— begin GIVEN RECORDS —

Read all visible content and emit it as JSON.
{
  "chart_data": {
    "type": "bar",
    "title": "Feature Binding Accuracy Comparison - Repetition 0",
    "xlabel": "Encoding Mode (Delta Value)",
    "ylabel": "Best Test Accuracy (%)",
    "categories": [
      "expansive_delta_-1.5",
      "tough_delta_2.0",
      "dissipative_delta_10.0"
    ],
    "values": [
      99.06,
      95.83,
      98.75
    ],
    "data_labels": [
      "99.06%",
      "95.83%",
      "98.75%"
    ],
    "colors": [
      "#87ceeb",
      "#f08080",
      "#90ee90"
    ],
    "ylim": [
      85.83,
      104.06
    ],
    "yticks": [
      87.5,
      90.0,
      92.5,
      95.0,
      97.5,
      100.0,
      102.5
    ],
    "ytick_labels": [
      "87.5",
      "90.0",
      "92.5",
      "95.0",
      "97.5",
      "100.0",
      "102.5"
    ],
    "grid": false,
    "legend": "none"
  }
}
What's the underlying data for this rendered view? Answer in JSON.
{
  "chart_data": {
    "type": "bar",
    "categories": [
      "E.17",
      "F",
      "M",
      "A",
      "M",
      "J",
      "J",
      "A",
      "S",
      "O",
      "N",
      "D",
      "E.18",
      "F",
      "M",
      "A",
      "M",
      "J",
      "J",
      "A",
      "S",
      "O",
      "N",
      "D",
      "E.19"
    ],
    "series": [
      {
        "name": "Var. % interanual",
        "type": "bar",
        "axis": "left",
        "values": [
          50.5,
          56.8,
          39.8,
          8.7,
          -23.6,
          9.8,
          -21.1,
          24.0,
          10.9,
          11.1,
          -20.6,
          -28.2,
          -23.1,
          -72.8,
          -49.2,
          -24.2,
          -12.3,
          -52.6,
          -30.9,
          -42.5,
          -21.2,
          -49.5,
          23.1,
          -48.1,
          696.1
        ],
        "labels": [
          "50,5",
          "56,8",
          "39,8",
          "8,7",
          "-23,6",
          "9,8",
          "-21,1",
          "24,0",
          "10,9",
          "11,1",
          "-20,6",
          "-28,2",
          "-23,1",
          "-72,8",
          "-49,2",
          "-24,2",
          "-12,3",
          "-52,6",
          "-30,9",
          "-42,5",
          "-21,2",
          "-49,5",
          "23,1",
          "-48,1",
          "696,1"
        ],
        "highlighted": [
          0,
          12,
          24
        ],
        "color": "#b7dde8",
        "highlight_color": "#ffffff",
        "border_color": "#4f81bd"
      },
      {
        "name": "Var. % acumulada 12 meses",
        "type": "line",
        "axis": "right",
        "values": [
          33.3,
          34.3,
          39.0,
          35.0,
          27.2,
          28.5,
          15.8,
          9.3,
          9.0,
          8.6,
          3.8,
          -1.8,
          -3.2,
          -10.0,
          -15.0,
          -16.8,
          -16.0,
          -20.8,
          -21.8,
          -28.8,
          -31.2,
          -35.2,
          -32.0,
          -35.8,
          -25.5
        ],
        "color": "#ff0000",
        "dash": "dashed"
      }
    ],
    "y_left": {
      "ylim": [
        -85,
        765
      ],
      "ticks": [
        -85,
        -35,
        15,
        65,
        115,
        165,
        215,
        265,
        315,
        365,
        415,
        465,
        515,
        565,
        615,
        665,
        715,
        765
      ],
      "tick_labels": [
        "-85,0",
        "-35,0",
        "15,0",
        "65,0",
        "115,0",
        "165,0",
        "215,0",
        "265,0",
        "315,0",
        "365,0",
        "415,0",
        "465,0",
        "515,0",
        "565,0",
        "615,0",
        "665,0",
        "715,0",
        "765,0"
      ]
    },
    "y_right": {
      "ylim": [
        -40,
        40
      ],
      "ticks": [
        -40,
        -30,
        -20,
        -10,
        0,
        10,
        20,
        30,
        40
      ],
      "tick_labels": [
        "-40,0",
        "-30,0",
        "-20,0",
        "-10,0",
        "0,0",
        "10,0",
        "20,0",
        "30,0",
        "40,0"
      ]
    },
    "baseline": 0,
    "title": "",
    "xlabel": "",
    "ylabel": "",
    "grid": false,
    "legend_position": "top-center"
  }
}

— end GIVEN RECORDS —

Your task is to repeat the data exactly; please include every line.

Read all visible content and emit it as JSON.
{
  "chart_data": {
    "type": "bar",
    "title": "Feature Binding Accuracy Comparison - Repetition 0",
    "xlabel": "Encoding Mode (Delta Value)",
    "ylabel": "Best Test Accuracy (%)",
    "categories": [
      "expansive_delta_-1.5",
      "tough_delta_2.0",
      "dissipative_delta_10.0"
    ],
    "values": [
      99.06,
      95.83,
      98.75
    ],
    "data_labels": [
      "99.06%",
      "95.83%",
      "98.75%"
    ],
    "colors": [
      "#87ceeb",
      "#f08080",
      "#90ee90"
    ],
    "ylim": [
      85.83,
      104.06
    ],
    "yticks": [
      87.5,
      90.0,
      92.5,
      95.0,
      97.5,
      100.0,
      102.5
    ],
    "ytick_labels": [
      "87.5",
      "90.0",
      "92.5",
      "95.0",
      "97.5",
      "100.0",
      "102.5"
    ],
    "grid": false,
    "legend": "none"
  }
}
What's the underlying data for this rendered view? Answer in JSON.
{
  "chart_data": {
    "type": "bar",
    "categories": [
      "E.17",
      "F",
      "M",
      "A",
      "M",
      "J",
      "J",
      "A",
      "S",
      "O",
      "N",
      "D",
      "E.18",
      "F",
      "M",
      "A",
      "M",
      "J",
      "J",
      "A",
      "S",
      "O",
      "N",
      "D",
      "E.19"
    ],
    "series": [
      {
        "name": "Var. % interanual",
        "type": "bar",
        "axis": "left",
        "values": [
          50.5,
          56.8,
          39.8,
          8.7,
          -23.6,
          9.8,
          -21.1,
          24.0,
          10.9,
          11.1,
          -20.6,
          -28.2,
          -23.1,
          -72.8,
          -49.2,
          -24.2,
          -12.3,
          -52.6,
          -30.9,
          -42.5,
          -21.2,
          -49.5,
          23.1,
          -48.1,
          696.1
        ],
        "labels": [
          "50,5",
          "56,8",
          "39,8",
          "8,7",
          "-23,6",
          "9,8",
          "-21,1",
          "24,0",
          "10,9",
          "11,1",
          "-20,6",
          "-28,2",
          "-23,1",
          "-72,8",
          "-49,2",
          "-24,2",
          "-12,3",
          "-52,6",
          "-30,9",
          "-42,5",
          "-21,2",
          "-49,5",
          "23,1",
          "-48,1",
          "696,1"
        ],
        "highlighted": [
          0,
          12,
          24
        ],
        "color": "#b7dde8",
        "highlight_color": "#ffffff",
        "border_color": "#4f81bd"
      },
      {
        "name": "Var. % acumulada 12 meses",
        "type": "line",
        "axis": "right",
        "values": [
          33.3,
          34.3,
          39.0,
          35.0,
          27.2,
          28.5,
          15.8,
          9.3,
          9.0,
          8.6,
          3.8,
          -1.8,
          -3.2,
          -10.0,
          -15.0,
          -16.8,
          -16.0,
          -20.8,
          -21.8,
          -28.8,
          -31.2,
          -35.2,
          -32.0,
          -35.8,
          -25.5
        ],
        "color": "#ff0000",
        "dash": "dashed"
      }
    ],
    "y_left": {
      "ylim": [
        -85,
        765
      ],
      "ticks": [
        -85,
        -35,
        15,
        65,
        115,
        165,
        215,
        265,
        315,
        365,
        415,
        465,
        515,
        565,
        615,
        665,
        715,
        765
      ],
      "tick_labels": [
        "-85,0",
        "-35,0",
        "15,0",
        "65,0",
        "115,0",
        "165,0",
        "215,0",
        "265,0",
        "315,0",
        "365,0",
        "415,0",
        "465,0",
        "515,0",
        "565,0",
        "615,0",
        "665,0",
        "715,0",
        "765,0"
      ]
    },
    "y_right": {
      "ylim": [
        -40,
        40
      ],
      "ticks": [
        -40,
        -30,
        -20,
        -10,
        0,
        10,
        20,
        30,
        40
      ],
      "tick_labels": [
        "-40,0",
        "-30,0",
        "-20,0",
        "-10,0",
        "0,0",
        "10,0",
        "20,0",
        "30,0",
        "40,0"
      ]
    },
    "baseline": 0,
    "title": "",
    "xlabel": "",
    "ylabel": "",
    "grid": false,
    "legend_position": "top-center"
  }
}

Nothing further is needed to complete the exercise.